WORK TO COMPLETE: Below are entries to be transcribed exactly; exclude the pictures from the copy.

--- Start EXERCISE INPUTS ---

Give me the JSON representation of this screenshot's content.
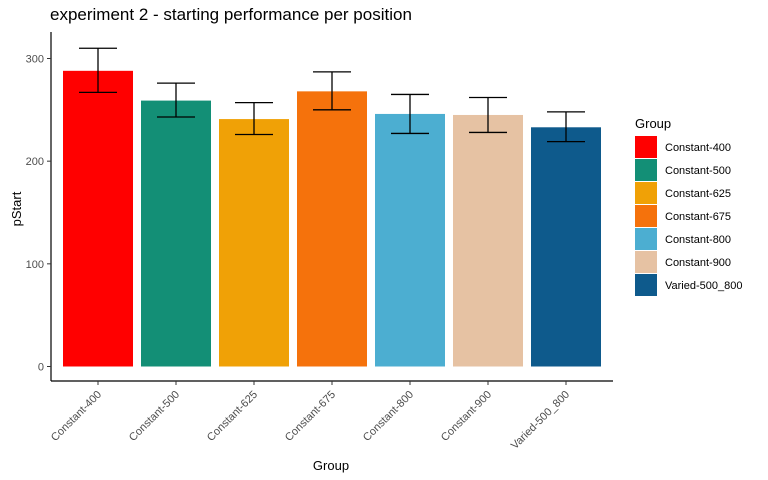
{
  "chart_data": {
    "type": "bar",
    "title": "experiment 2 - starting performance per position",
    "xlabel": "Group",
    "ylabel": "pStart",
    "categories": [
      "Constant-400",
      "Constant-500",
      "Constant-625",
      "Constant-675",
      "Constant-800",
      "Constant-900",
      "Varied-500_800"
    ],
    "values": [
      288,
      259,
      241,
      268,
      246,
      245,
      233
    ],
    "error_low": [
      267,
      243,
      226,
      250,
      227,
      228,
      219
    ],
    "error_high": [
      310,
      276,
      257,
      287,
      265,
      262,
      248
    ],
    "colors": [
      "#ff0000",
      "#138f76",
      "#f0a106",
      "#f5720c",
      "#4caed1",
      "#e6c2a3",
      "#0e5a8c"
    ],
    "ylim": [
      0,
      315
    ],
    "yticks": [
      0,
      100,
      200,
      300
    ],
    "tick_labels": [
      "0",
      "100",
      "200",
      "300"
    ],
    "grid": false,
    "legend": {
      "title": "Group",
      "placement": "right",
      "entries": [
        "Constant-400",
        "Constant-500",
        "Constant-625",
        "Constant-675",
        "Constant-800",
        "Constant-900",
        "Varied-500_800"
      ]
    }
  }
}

--- End EXERCISE INPUTS ---

RESPONSE FOR THIS EXERCISE:
Give me the JSON representation of this screenshot's content.
{
  "chart_data": {
    "type": "bar",
    "title": "experiment 2 - starting performance per position",
    "xlabel": "Group",
    "ylabel": "pStart",
    "categories": [
      "Constant-400",
      "Constant-500",
      "Constant-625",
      "Constant-675",
      "Constant-800",
      "Constant-900",
      "Varied-500_800"
    ],
    "values": [
      288,
      259,
      241,
      268,
      246,
      245,
      233
    ],
    "error_low": [
      267,
      243,
      226,
      250,
      227,
      228,
      219
    ],
    "error_high": [
      310,
      276,
      257,
      287,
      265,
      262,
      248
    ],
    "colors": [
      "#ff0000",
      "#138f76",
      "#f0a106",
      "#f5720c",
      "#4caed1",
      "#e6c2a3",
      "#0e5a8c"
    ],
    "ylim": [
      0,
      315
    ],
    "yticks": [
      0,
      100,
      200,
      300
    ],
    "tick_labels": [
      "0",
      "100",
      "200",
      "300"
    ],
    "grid": false,
    "legend": {
      "title": "Group",
      "placement": "right",
      "entries": [
        "Constant-400",
        "Constant-500",
        "Constant-625",
        "Constant-675",
        "Constant-800",
        "Constant-900",
        "Varied-500_800"
      ]
    }
  }
}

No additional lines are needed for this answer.